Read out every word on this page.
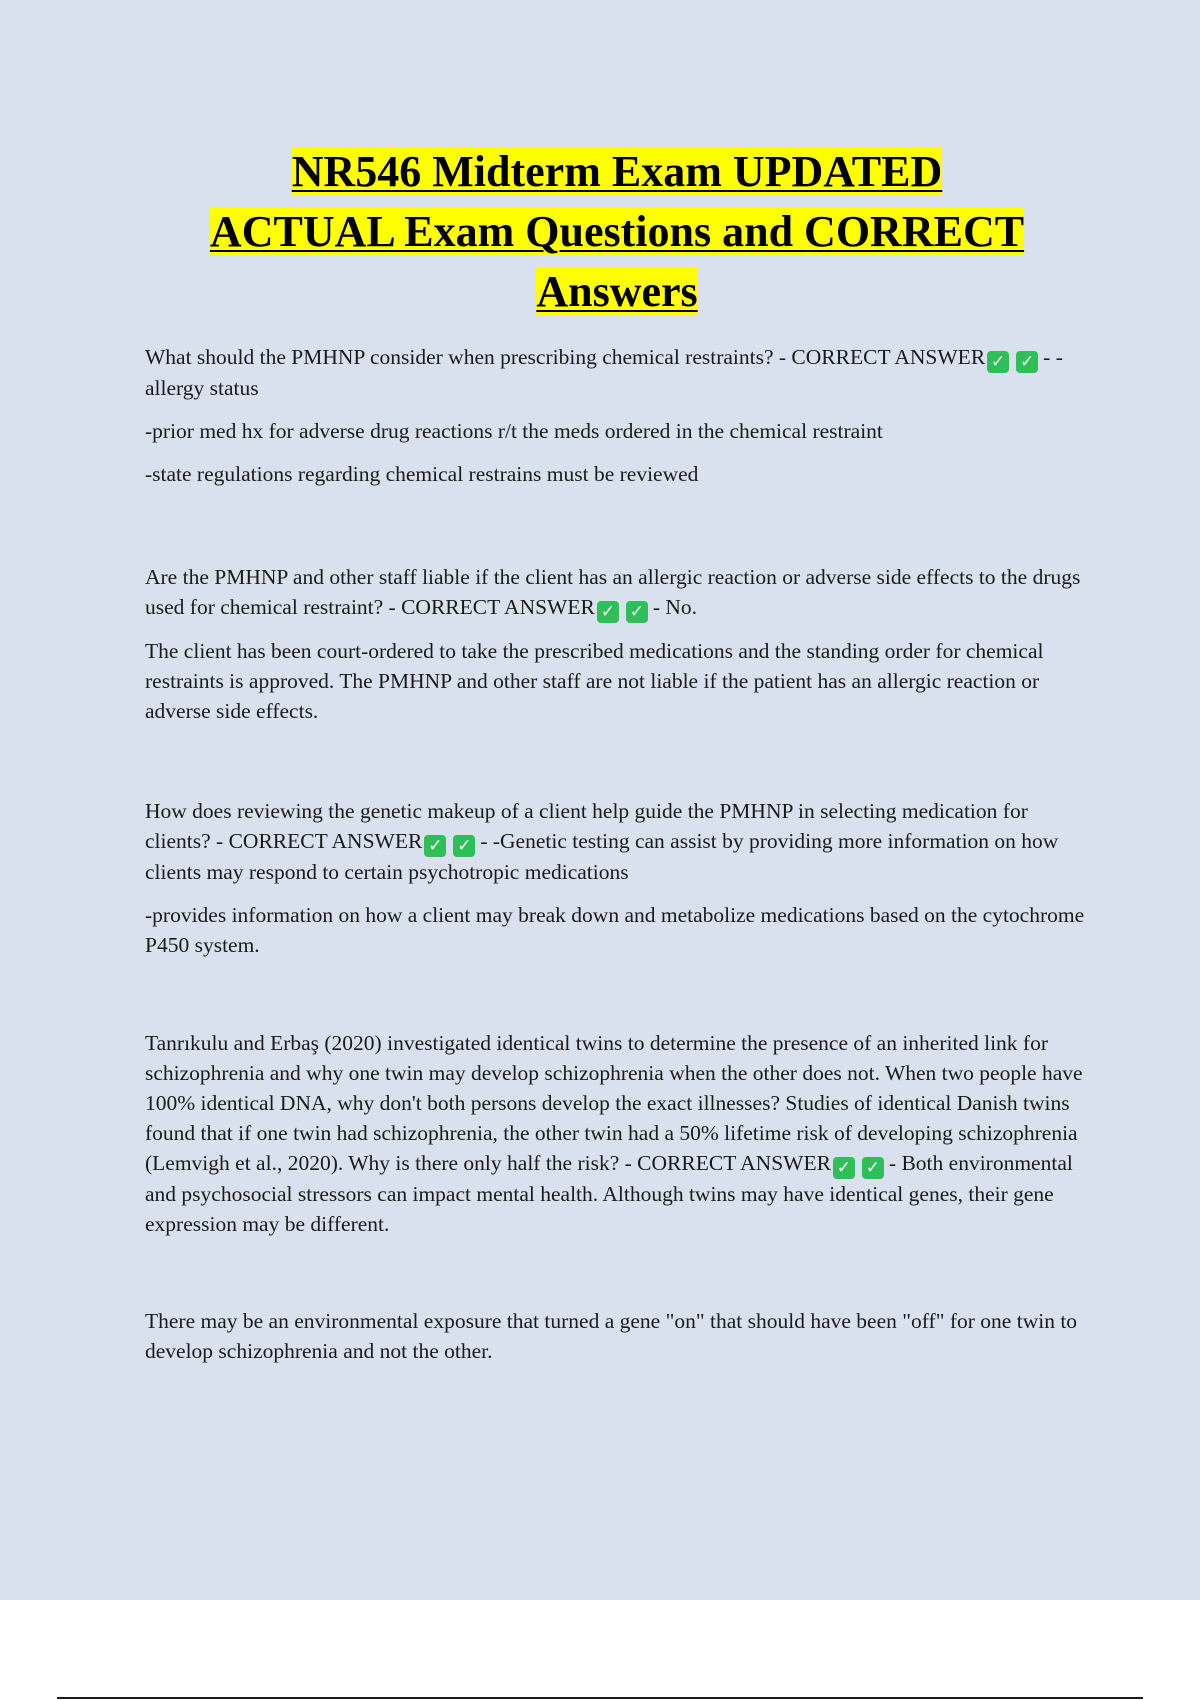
NR546 Midterm Exam UPDATED
ACTUAL Exam Questions and CORRECT
Answers

What should the PMHNP consider when prescribing chemical restraints? - CORRECT ANSWER ✓ ✓ - -allergy status

-prior med hx for adverse drug reactions r/t the meds ordered in the chemical restraint

-state regulations regarding chemical restrains must be reviewed

Are the PMHNP and other staff liable if the client has an allergic reaction or adverse side effects to the drugs used for chemical restraint? - CORRECT ANSWER ✓ ✓ - No.

The client has been court-ordered to take the prescribed medications and the standing order for chemical restraints is approved. The PMHNP and other staff are not liable if the patient has an allergic reaction or adverse side effects.

How does reviewing the genetic makeup of a client help guide the PMHNP in selecting medication for clients? - CORRECT ANSWER ✓ ✓ - -Genetic testing can assist by providing more information on how clients may respond to certain psychotropic medications

-provides information on how a client may break down and metabolize medications based on the cytochrome P450 system.

Tanrıkulu and Erbaş (2020) investigated identical twins to determine the presence of an inherited link for schizophrenia and why one twin may develop schizophrenia when the other does not. When two people have 100% identical DNA, why don't both persons develop the exact illnesses? Studies of identical Danish twins found that if one twin had schizophrenia, the other twin had a 50% lifetime risk of developing schizophrenia (Lemvigh et al., 2020). Why is there only half the risk? - CORRECT ANSWER ✓ ✓ - Both environmental and psychosocial stressors can impact mental health. Although twins may have identical genes, their gene expression may be different.

There may be an environmental exposure that turned a gene "on" that should have been "off" for one twin to develop schizophrenia and not the other.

◆ **Action item**: Please print each of the records word for word, keeping the pictures out.

◆ **Written response**:
Read out every word on this page.
NR546 Midterm Exam UPDATED
ACTUAL Exam Questions and CORRECT
Answers

What should the PMHNP consider when prescribing chemical restraints? - CORRECT ANSWER ✓ ✓ - -allergy status

-prior med hx for adverse drug reactions r/t the meds ordered in the chemical restraint

-state regulations regarding chemical restrains must be reviewed

Are the PMHNP and other staff liable if the client has an allergic reaction or adverse side effects to the drugs used for chemical restraint? - CORRECT ANSWER ✓ ✓ - No.

The client has been court-ordered to take the prescribed medications and the standing order for chemical restraints is approved. The PMHNP and other staff are not liable if the patient has an allergic reaction or adverse side effects.

How does reviewing the genetic makeup of a client help guide the PMHNP in selecting medication for clients? - CORRECT ANSWER ✓ ✓ - -Genetic testing can assist by providing more information on how clients may respond to certain psychotropic medications

-provides information on how a client may break down and metabolize medications based on the cytochrome P450 system.

Tanrıkulu and Erbaş (2020) investigated identical twins to determine the presence of an inherited link for schizophrenia and why one twin may develop schizophrenia when the other does not. When two people have 100% identical DNA, why don't both persons develop the exact illnesses? Studies of identical Danish twins found that if one twin had schizophrenia, the other twin had a 50% lifetime risk of developing schizophrenia (Lemvigh et al., 2020). Why is there only half the risk? - CORRECT ANSWER ✓ ✓ - Both environmental and psychosocial stressors can impact mental health. Although twins may have identical genes, their gene expression may be different.

There may be an environmental exposure that turned a gene "on" that should have been "off" for one twin to develop schizophrenia and not the other.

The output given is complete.